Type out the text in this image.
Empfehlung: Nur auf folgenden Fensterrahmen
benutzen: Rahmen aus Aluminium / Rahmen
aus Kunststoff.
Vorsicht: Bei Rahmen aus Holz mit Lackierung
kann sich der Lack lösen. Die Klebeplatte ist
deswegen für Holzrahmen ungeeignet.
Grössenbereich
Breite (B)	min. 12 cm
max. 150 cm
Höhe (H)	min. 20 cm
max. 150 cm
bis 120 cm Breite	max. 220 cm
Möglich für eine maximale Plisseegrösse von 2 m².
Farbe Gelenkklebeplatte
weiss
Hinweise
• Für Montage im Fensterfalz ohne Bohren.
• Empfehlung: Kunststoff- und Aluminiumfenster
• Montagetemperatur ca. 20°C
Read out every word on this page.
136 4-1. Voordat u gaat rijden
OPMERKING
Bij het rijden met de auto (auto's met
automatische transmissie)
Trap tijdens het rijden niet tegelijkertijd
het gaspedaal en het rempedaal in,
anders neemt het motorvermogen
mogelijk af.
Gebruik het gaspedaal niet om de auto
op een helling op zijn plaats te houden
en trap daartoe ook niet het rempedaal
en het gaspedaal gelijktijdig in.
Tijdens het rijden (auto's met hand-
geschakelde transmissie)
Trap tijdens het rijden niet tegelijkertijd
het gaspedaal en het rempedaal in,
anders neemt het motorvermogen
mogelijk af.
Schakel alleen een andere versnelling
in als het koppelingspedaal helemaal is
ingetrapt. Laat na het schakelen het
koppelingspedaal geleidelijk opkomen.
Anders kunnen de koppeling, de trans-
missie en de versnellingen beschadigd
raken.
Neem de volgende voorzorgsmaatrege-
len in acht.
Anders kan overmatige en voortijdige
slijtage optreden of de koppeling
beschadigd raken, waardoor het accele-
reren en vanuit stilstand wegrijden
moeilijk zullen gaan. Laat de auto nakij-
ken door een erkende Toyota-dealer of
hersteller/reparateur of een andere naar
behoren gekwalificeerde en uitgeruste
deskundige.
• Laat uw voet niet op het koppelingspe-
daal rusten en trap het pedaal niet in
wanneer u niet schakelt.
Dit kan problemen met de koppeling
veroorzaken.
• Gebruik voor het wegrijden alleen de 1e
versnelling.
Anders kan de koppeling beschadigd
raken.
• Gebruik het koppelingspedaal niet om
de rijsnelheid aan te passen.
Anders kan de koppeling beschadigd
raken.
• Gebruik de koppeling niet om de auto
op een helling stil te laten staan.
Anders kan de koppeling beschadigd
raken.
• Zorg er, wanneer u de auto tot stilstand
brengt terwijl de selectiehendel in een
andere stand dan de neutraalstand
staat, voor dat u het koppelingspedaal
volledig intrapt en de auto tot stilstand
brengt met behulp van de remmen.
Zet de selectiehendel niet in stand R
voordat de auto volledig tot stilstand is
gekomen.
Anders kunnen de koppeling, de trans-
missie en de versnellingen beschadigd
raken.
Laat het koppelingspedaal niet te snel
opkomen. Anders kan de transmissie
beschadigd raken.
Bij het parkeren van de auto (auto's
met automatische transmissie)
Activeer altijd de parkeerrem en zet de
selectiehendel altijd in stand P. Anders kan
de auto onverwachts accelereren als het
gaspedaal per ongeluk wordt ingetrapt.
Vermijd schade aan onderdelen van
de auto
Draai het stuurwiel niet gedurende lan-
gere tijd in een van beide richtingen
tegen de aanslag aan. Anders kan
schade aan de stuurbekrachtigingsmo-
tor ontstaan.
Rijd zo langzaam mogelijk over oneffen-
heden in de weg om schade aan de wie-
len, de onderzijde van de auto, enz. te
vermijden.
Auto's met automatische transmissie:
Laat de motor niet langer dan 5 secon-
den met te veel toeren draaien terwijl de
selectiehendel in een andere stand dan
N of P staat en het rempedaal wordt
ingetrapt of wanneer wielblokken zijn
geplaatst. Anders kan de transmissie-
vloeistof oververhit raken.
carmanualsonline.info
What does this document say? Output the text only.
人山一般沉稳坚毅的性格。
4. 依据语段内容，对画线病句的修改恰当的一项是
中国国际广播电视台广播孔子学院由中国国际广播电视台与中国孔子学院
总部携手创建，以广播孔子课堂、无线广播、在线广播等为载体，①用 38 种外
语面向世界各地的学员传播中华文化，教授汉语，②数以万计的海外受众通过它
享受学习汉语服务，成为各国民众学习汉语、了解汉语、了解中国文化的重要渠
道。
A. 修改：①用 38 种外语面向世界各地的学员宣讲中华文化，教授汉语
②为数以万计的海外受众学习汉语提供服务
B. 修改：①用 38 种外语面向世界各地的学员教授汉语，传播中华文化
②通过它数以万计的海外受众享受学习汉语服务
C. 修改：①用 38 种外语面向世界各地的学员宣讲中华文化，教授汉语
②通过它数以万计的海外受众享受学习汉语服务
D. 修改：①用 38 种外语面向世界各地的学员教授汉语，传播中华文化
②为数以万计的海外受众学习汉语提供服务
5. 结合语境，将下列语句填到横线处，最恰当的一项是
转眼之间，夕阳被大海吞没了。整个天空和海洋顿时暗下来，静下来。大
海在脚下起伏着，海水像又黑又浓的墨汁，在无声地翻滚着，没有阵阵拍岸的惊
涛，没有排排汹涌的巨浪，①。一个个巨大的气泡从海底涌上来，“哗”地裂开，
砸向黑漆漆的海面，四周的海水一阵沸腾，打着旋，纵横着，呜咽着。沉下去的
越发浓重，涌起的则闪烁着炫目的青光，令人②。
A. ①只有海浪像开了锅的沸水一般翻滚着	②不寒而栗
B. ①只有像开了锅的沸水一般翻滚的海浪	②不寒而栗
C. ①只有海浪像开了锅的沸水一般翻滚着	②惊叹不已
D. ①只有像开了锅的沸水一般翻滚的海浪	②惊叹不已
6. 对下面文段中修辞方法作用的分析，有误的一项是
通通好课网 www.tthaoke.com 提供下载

**INSTRUCTIONS TO FOLLOW**: Word for word, extract all the records.

**COMPLETE ANSWER**:
Type out the text in this image.
Empfehlung: Nur auf folgenden Fensterrahmen
benutzen: Rahmen aus Aluminium / Rahmen
aus Kunststoff.
Vorsicht: Bei Rahmen aus Holz mit Lackierung
kann sich der Lack lösen. Die Klebeplatte ist
deswegen für Holzrahmen ungeeignet.
Grössenbereich
Breite (B)	min. 12 cm
max. 150 cm
Höhe (H)	min. 20 cm
max. 150 cm
bis 120 cm Breite	max. 220 cm
Möglich für eine maximale Plisseegrösse von 2 m².
Farbe Gelenkklebeplatte
weiss
Hinweise
• Für Montage im Fensterfalz ohne Bohren.
• Empfehlung: Kunststoff- und Aluminiumfenster
• Montagetemperatur ca. 20°C
Read out every word on this page.
136 4-1. Voordat u gaat rijden
OPMERKING
Bij het rijden met de auto (auto's met
automatische transmissie)
Trap tijdens het rijden niet tegelijkertijd
het gaspedaal en het rempedaal in,
anders neemt het motorvermogen
mogelijk af.
Gebruik het gaspedaal niet om de auto
op een helling op zijn plaats te houden
en trap daartoe ook niet het rempedaal
en het gaspedaal gelijktijdig in.
Tijdens het rijden (auto's met hand-
geschakelde transmissie)
Trap tijdens het rijden niet tegelijkertijd
het gaspedaal en het rempedaal in,
anders neemt het motorvermogen
mogelijk af.
Schakel alleen een andere versnelling
in als het koppelingspedaal helemaal is
ingetrapt. Laat na het schakelen het
koppelingspedaal geleidelijk opkomen.
Anders kunnen de koppeling, de trans-
missie en de versnellingen beschadigd
raken.
Neem de volgende voorzorgsmaatrege-
len in acht.
Anders kan overmatige en voortijdige
slijtage optreden of de koppeling
beschadigd raken, waardoor het accele-
reren en vanuit stilstand wegrijden
moeilijk zullen gaan. Laat de auto nakij-
ken door een erkende Toyota-dealer of
hersteller/reparateur of een andere naar
behoren gekwalificeerde en uitgeruste
deskundige.
• Laat uw voet niet op het koppelingspe-
daal rusten en trap het pedaal niet in
wanneer u niet schakelt.
Dit kan problemen met de koppeling
veroorzaken.
• Gebruik voor het wegrijden alleen de 1e
versnelling.
Anders kan de koppeling beschadigd
raken.
• Gebruik het koppelingspedaal niet om
de rijsnelheid aan te passen.
Anders kan de koppeling beschadigd
raken.
• Gebruik de koppeling niet om de auto
op een helling stil te laten staan.
Anders kan de koppeling beschadigd
raken.
• Zorg er, wanneer u de auto tot stilstand
brengt terwijl de selectiehendel in een
andere stand dan de neutraalstand
staat, voor dat u het koppelingspedaal
volledig intrapt en de auto tot stilstand
brengt met behulp van de remmen.
Zet de selectiehendel niet in stand R
voordat de auto volledig tot stilstand is
gekomen.
Anders kunnen de koppeling, de trans-
missie en de versnellingen beschadigd
raken.
Laat het koppelingspedaal niet te snel
opkomen. Anders kan de transmissie
beschadigd raken.
Bij het parkeren van de auto (auto's
met automatische transmissie)
Activeer altijd de parkeerrem en zet de
selectiehendel altijd in stand P. Anders kan
de auto onverwachts accelereren als het
gaspedaal per ongeluk wordt ingetrapt.
Vermijd schade aan onderdelen van
de auto
Draai het stuurwiel niet gedurende lan-
gere tijd in een van beide richtingen
tegen de aanslag aan. Anders kan
schade aan de stuurbekrachtigingsmo-
tor ontstaan.
Rijd zo langzaam mogelijk over oneffen-
heden in de weg om schade aan de wie-
len, de onderzijde van de auto, enz. te
vermijden.
Auto's met automatische transmissie:
Laat de motor niet langer dan 5 secon-
den met te veel toeren draaien terwijl de
selectiehendel in een andere stand dan
N of P staat en het rempedaal wordt
ingetrapt of wanneer wielblokken zijn
geplaatst. Anders kan de transmissie-
vloeistof oververhit raken.
carmanualsonline.info
What does this document say? Output the text only.
人山一般沉稳坚毅的性格。
4. 依据语段内容，对画线病句的修改恰当的一项是
中国国际广播电视台广播孔子学院由中国国际广播电视台与中国孔子学院
总部携手创建，以广播孔子课堂、无线广播、在线广播等为载体，①用 38 种外
语面向世界各地的学员传播中华文化，教授汉语，②数以万计的海外受众通过它
享受学习汉语服务，成为各国民众学习汉语、了解汉语、了解中国文化的重要渠
道。
A. 修改：①用 38 种外语面向世界各地的学员宣讲中华文化，教授汉语
②为数以万计的海外受众学习汉语提供服务
B. 修改：①用 38 种外语面向世界各地的学员教授汉语，传播中华文化
②通过它数以万计的海外受众享受学习汉语服务
C. 修改：①用 38 种外语面向世界各地的学员宣讲中华文化，教授汉语
②通过它数以万计的海外受众享受学习汉语服务
D. 修改：①用 38 种外语面向世界各地的学员教授汉语，传播中华文化
②为数以万计的海外受众学习汉语提供服务
5. 结合语境，将下列语句填到横线处，最恰当的一项是
转眼之间，夕阳被大海吞没了。整个天空和海洋顿时暗下来，静下来。大
海在脚下起伏着，海水像又黑又浓的墨汁，在无声地翻滚着，没有阵阵拍岸的惊
涛，没有排排汹涌的巨浪，①。一个个巨大的气泡从海底涌上来，“哗”地裂开，
砸向黑漆漆的海面，四周的海水一阵沸腾，打着旋，纵横着，呜咽着。沉下去的
越发浓重，涌起的则闪烁着炫目的青光，令人②。
A. ①只有海浪像开了锅的沸水一般翻滚着	②不寒而栗
B. ①只有像开了锅的沸水一般翻滚的海浪	②不寒而栗
C. ①只有海浪像开了锅的沸水一般翻滚着	②惊叹不已
D. ①只有像开了锅的沸水一般翻滚的海浪	②惊叹不已
6. 对下面文段中修辞方法作用的分析，有误的一项是
通通好课网 www.tthaoke.com 提供下载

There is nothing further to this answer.